TASK INPUTS Block Start
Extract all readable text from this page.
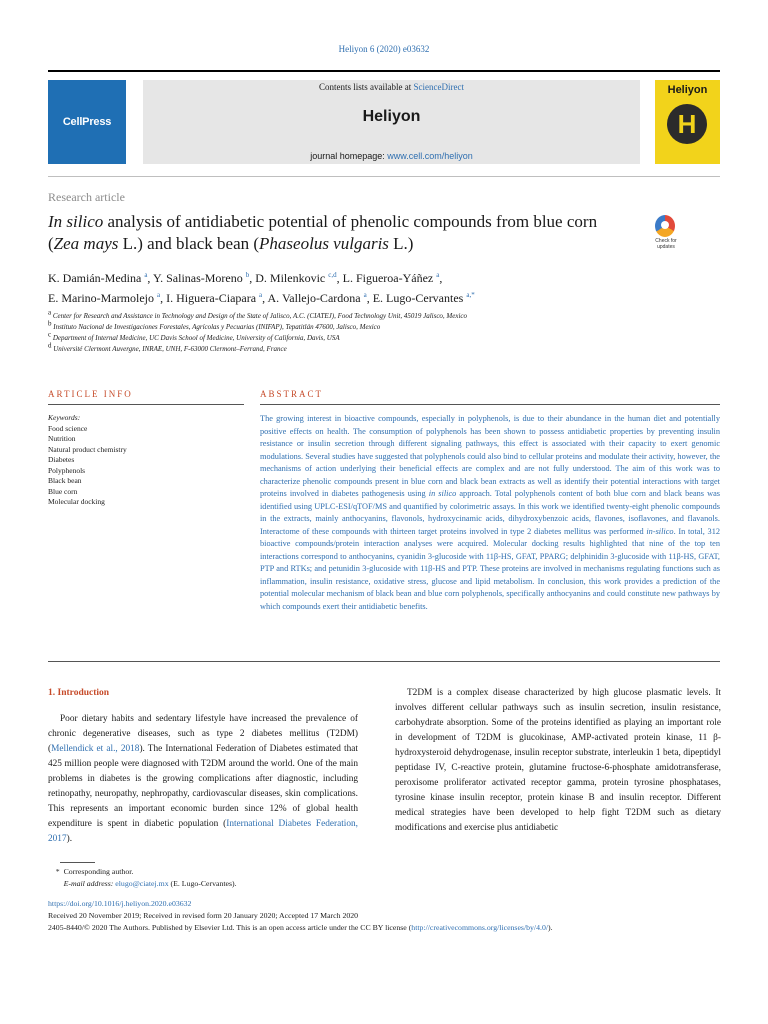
Heliyon 6 (2020) e03632
CellPress
Contents lists available at ScienceDirect
Heliyon
journal homepage: www.cell.com/heliyon
Heliyon
H
Research article
In silico analysis of antidiabetic potential of phenolic compounds from blue corn (Zea mays L.) and black bean (Phaseolus vulgaris L.)	Check for updates
K. Damián-Medina $^a$, Y. Salinas-Moreno $^b$, D. Milenkovic $^{c,d}$, L. Figueroa-Yáñez $^a$,
E. Marino-Marmolejo $^a$, I. Higuera-Ciapara $^a$, A. Vallejo-Cardona $^a$, E. Lugo-Cervantes $^{a,*}$
$^a$ Center for Research and Assistance in Technology and Design of the State of Jalisco, A.C. (CIATEJ), Food Technology Unit, 45019 Jalisco, Mexico
$^b$ Instituto Nacional de Investigaciones Forestales, Agrícolas y Pecuarias (INIFAP), Tepatitlán 47600, Jalisco, Mexico
$^c$ Department of Internal Medicine, UC Davis School of Medicine, University of California, Davis, USA
$^d$ Université Clermont Auvergne, INRAE, UNH, F-63000 Clermont–Ferrand, France
ARTICLE INFO	ABSTRACT
Keywords:
Food science
Nutrition
Natural product chemistry
Diabetes
Polyphenols
Black bean
Blue corn
Molecular docking
The growing interest in bioactive compounds, especially in polyphenols, is due to their abundance in the human diet and potentially positive effects on health. The consumption of polyphenols has been shown to possess antidiabetic properties by preventing insulin resistance or insulin secretion through different signaling pathways, this effect is associated with their capacity to exert genomic modulations. Several studies have suggested that polyphenols could also bind to cellular proteins and modulate their activity, however, the mechanisms of action underlying their beneficial effects are complex and are not fully understood. The aim of this work was to characterize phenolic compounds present in blue corn and black bean extracts as well as identify their potential interactions with target proteins involved in diabetes pathogenesis using in silico approach. Total polyphenols content of both blue corn and black beans was identified using UPLC-ESI/qTOF/MS and quantified by colorimetric assays. In this work we identified twenty-eight phenolic compounds in the extracts, mainly anthocyanins, flavonols, hydroxycinamic acids, dihydroxybenzoic acids, flavones, isoflavones, and flavanols. Interactome of these compounds with thirteen target proteins involved in type 2 diabetes mellitus was performed in-silico. In total, 312 bioactive compounds/protein interaction analyses were acquired. Molecular docking results highlighted that nine of the top ten interactions correspond to anthocyanins, cyanidin 3-glucoside with 11β-HS, GFAT, PPARG; delphinidin 3-glucoside with 11β-HS, GFAT, PTP and RTKs; and petunidin 3-glucoside with 11β-HS and PTP. These proteins are involved in mechanisms regulating functions such as inflammation, insulin resistance, oxidative stress, glucose and lipid metabolism. In conclusion, this work provides a prediction of the potential molecular mechanism of black bean and blue corn polyphenols, specifically anthocyanins and could constitute new pathways by which compounds exert their antidiabetic benefits.
1. Introduction

Poor dietary habits and sedentary lifestyle have increased the prevalence of chronic degenerative diseases, such as type 2 diabetes mellitus (T2DM) (Mellendick et al., 2018). The International Federation of Diabetes estimated that 425 million people were diagnosed with T2DM around the world. One of the main problems in diabetes is the growing complications after diagnostic, including retinopathy, neuropathy, nephropathy, cardiovascular diseases, skin complications. This represents an important economic burden since 12% of global health expenditure is spent in diabetic population (International Diabetes Federation, 2017).

T2DM is a complex disease characterized by high glucose plasmatic levels. It involves different cellular pathways such as insulin secretion, insulin resistance, carbohydrate absorption. Some of the proteins identified as playing an important role in development of T2DM is glucokinase, AMP-activated protein kinase, 11 β-hydroxysteroid dehydrogenase, insulin receptor substrate, interleukin 1 beta, dipeptidyl peptidase IV, C-reactive protein, glutamine fructose-6-phosphate amidotransferase, peroxisome proliferator activated receptor gamma, protein tyrosine phosphatases, tyrosine kinase insulin receptor, protein kinase B and insulin receptor. Different medical strategies have been developed to help fight T2DM such as dietary modifications and exercise plus antidiabetic

* Corresponding author.
E-mail address: elugo@ciatej.mx (E. Lugo-Cervantes).
https://doi.org/10.1016/j.heliyon.2020.e03632
Received 20 November 2019; Received in revised form 20 January 2020; Accepted 17 March 2020
2405-8440/© 2020 The Authors. Published by Elsevier Ltd. This is an open access article under the CC BY license (http://creativecommons.org/licenses/by/4.0/).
TASK INPUTS Block End
* [TASK OBJECTIVE] Scan the entries for the word "Research". Report each line that has it.

* [YOUR RESPONSE]
Research article
$^a$ Center for Research and Assistance in Technology and Design of the State of Jalisco, A.C. (CIATEJ), Food Technology Unit, 45019 Jalisco, Mexico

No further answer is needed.